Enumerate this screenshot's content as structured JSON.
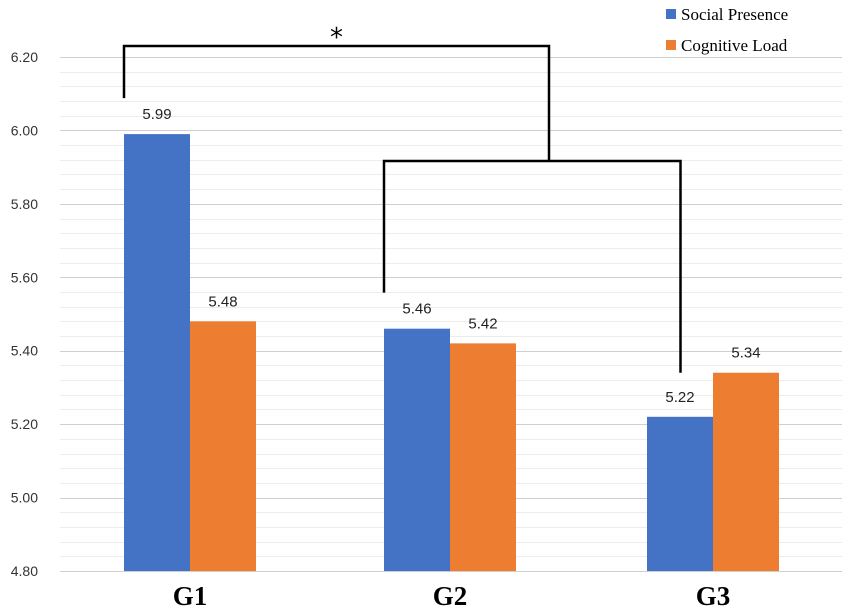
{
  "chart_data": {
    "type": "bar",
    "title": "",
    "xlabel": "",
    "ylabel": "",
    "categories": [
      "G1",
      "G2",
      "G3"
    ],
    "series": [
      {
        "name": "Social Presence",
        "color": "#4472C4",
        "values": [
          5.99,
          5.46,
          5.22
        ]
      },
      {
        "name": "Cognitive Load",
        "color": "#ED7D31",
        "values": [
          5.48,
          5.42,
          5.34
        ]
      }
    ],
    "data_labels": [
      [
        "5.99",
        "5.46",
        "5.22"
      ],
      [
        "5.48",
        "5.42",
        "5.34"
      ]
    ],
    "ylim": [
      4.8,
      6.2
    ],
    "yticks": [
      "4.80",
      "5.00",
      "5.20",
      "5.40",
      "5.60",
      "5.80",
      "6.00",
      "6.20"
    ],
    "grid": true,
    "legend": "top-right",
    "annotation": {
      "symbol": "*",
      "description": "significance bracket between G1 Social Presence and the G2-G3 Social Presence pair"
    }
  }
}
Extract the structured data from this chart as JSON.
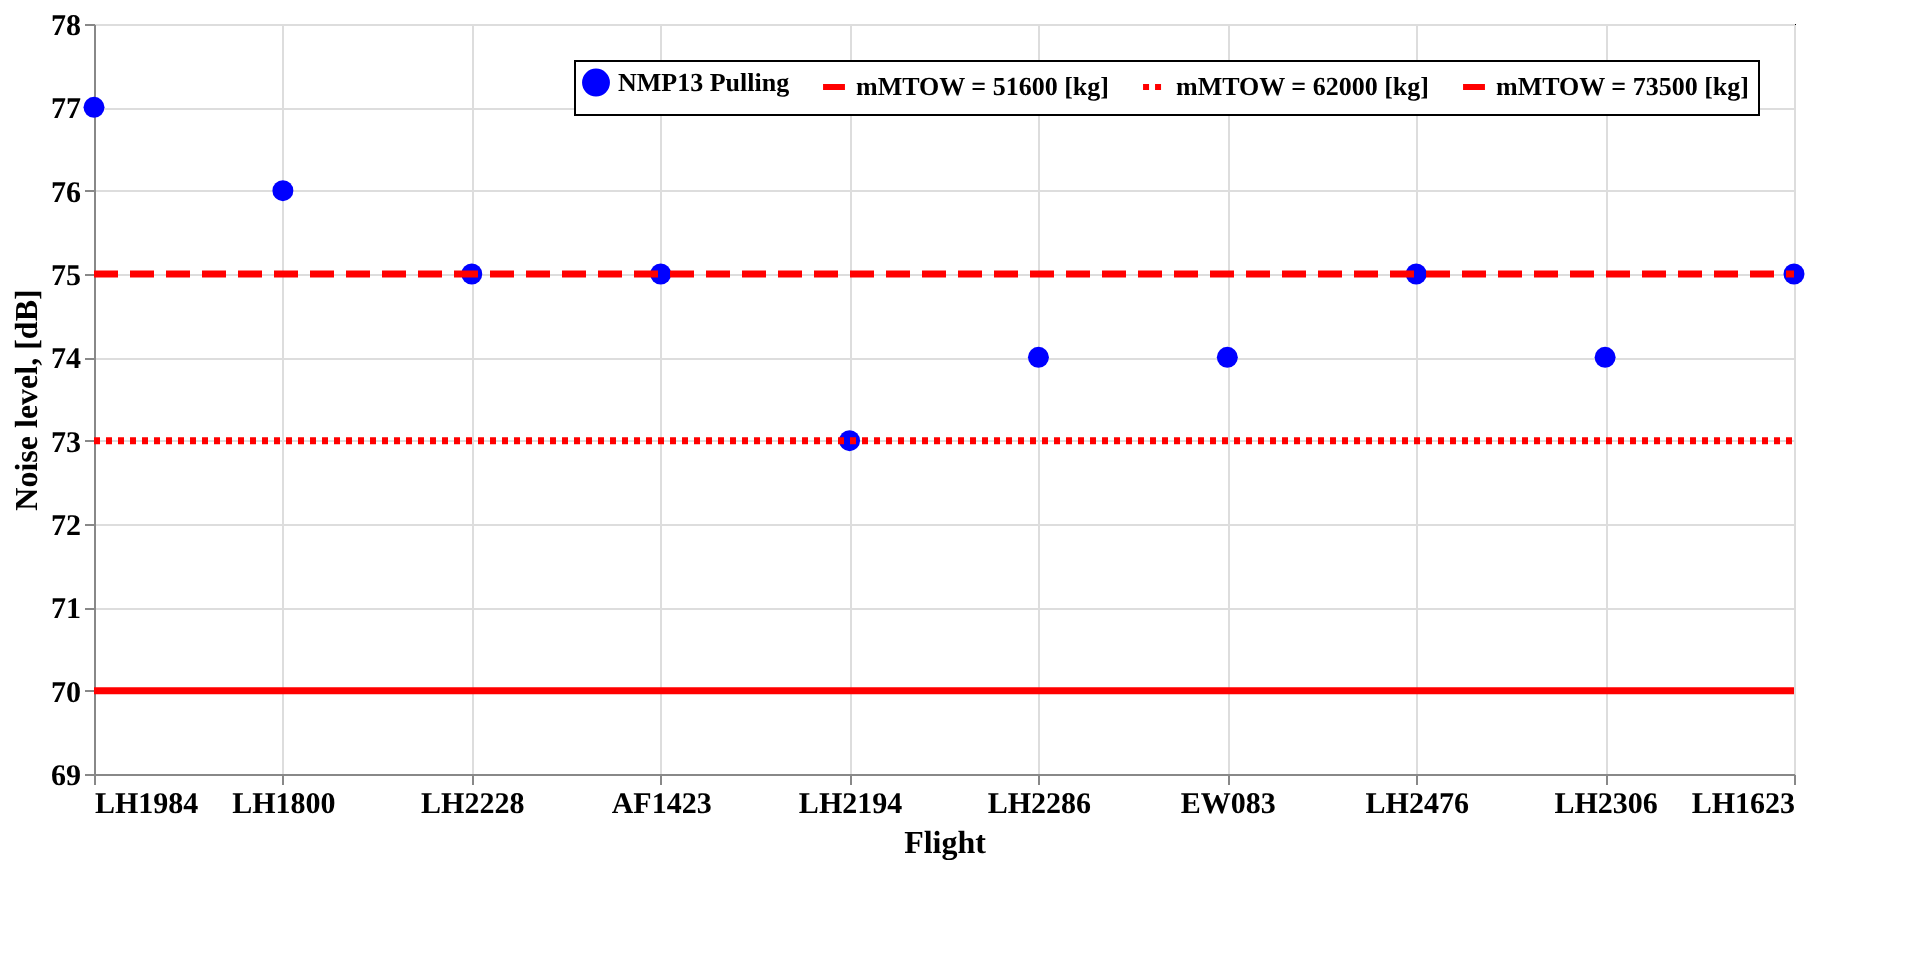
{
  "chart_data": {
    "type": "scatter",
    "xlabel": "Flight",
    "ylabel": "Noise level, [dB]",
    "categories": [
      "LH1984",
      "LH1800",
      "LH2228",
      "AF1423",
      "LH2194",
      "LH2286",
      "EW083",
      "LH2476",
      "LH2306",
      "LH1623"
    ],
    "series": [
      {
        "name": "NMP13 Pulling",
        "color": "#0000ff",
        "marker": "circle",
        "values": [
          77,
          76,
          75,
          75,
          73,
          74,
          74,
          75,
          74,
          75
        ]
      },
      {
        "name": "mMTOW = 51600 [kg]",
        "type": "line",
        "color": "#ff0000",
        "line_style": "solid",
        "marker": "none",
        "values": [
          70,
          70,
          70,
          70,
          70,
          70,
          70,
          70,
          70,
          70
        ]
      },
      {
        "name": "mMTOW = 62000 [kg]",
        "type": "line",
        "color": "#ff0000",
        "line_style": "dotted",
        "marker": "none",
        "values": [
          73,
          73,
          73,
          73,
          73,
          73,
          73,
          73,
          73,
          73
        ]
      },
      {
        "name": "mMTOW = 73500 [kg]",
        "type": "line",
        "color": "#ff0000",
        "line_style": "dashed",
        "marker": "none",
        "values": [
          75,
          75,
          75,
          75,
          75,
          75,
          75,
          75,
          75,
          75
        ]
      }
    ],
    "ylim": [
      69,
      78
    ],
    "yticks": [
      69,
      70,
      71,
      72,
      73,
      74,
      75,
      76,
      77,
      78
    ],
    "grid": true,
    "legend": "top right"
  }
}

> EXERCISE DETAILS: Every entry must be written out exactly, with all pictures left out.

> OUTPUT FOR THIS TASK:
Enumerate this screenshot's content as structured JSON.
{
  "chart_data": {
    "type": "bar",
    "title": "",
    "xlabel": "",
    "ylabel": "",
    "categories": [
      "G1",
      "G2",
      "G3"
    ],
    "series": [
      {
        "name": "Social Presence",
        "color": "#4472C4",
        "values": [
          5.99,
          5.46,
          5.22
        ]
      },
      {
        "name": "Cognitive Load",
        "color": "#ED7D31",
        "values": [
          5.48,
          5.42,
          5.34
        ]
      }
    ],
    "data_labels": [
      [
        "5.99",
        "5.46",
        "5.22"
      ],
      [
        "5.48",
        "5.42",
        "5.34"
      ]
    ],
    "ylim": [
      4.8,
      6.2
    ],
    "yticks": [
      "4.80",
      "5.00",
      "5.20",
      "5.40",
      "5.60",
      "5.80",
      "6.00",
      "6.20"
    ],
    "grid": true,
    "legend": "top-right",
    "annotation": {
      "symbol": "*",
      "description": "significance bracket between G1 Social Presence and the G2-G3 Social Presence pair"
    }
  }
}
Extract the structured data from this chart as JSON.
{
  "chart_data": {
    "type": "scatter",
    "xlabel": "Flight",
    "ylabel": "Noise level, [dB]",
    "categories": [
      "LH1984",
      "LH1800",
      "LH2228",
      "AF1423",
      "LH2194",
      "LH2286",
      "EW083",
      "LH2476",
      "LH2306",
      "LH1623"
    ],
    "series": [
      {
        "name": "NMP13 Pulling",
        "color": "#0000ff",
        "marker": "circle",
        "values": [
          77,
          76,
          75,
          75,
          73,
          74,
          74,
          75,
          74,
          75
        ]
      },
      {
        "name": "mMTOW = 51600 [kg]",
        "type": "line",
        "color": "#ff0000",
        "line_style": "solid",
        "marker": "none",
        "values": [
          70,
          70,
          70,
          70,
          70,
          70,
          70,
          70,
          70,
          70
        ]
      },
      {
        "name": "mMTOW = 62000 [kg]",
        "type": "line",
        "color": "#ff0000",
        "line_style": "dotted",
        "marker": "none",
        "values": [
          73,
          73,
          73,
          73,
          73,
          73,
          73,
          73,
          73,
          73
        ]
      },
      {
        "name": "mMTOW = 73500 [kg]",
        "type": "line",
        "color": "#ff0000",
        "line_style": "dashed",
        "marker": "none",
        "values": [
          75,
          75,
          75,
          75,
          75,
          75,
          75,
          75,
          75,
          75
        ]
      }
    ],
    "ylim": [
      69,
      78
    ],
    "yticks": [
      69,
      70,
      71,
      72,
      73,
      74,
      75,
      76,
      77,
      78
    ],
    "grid": true,
    "legend": "top right"
  }
}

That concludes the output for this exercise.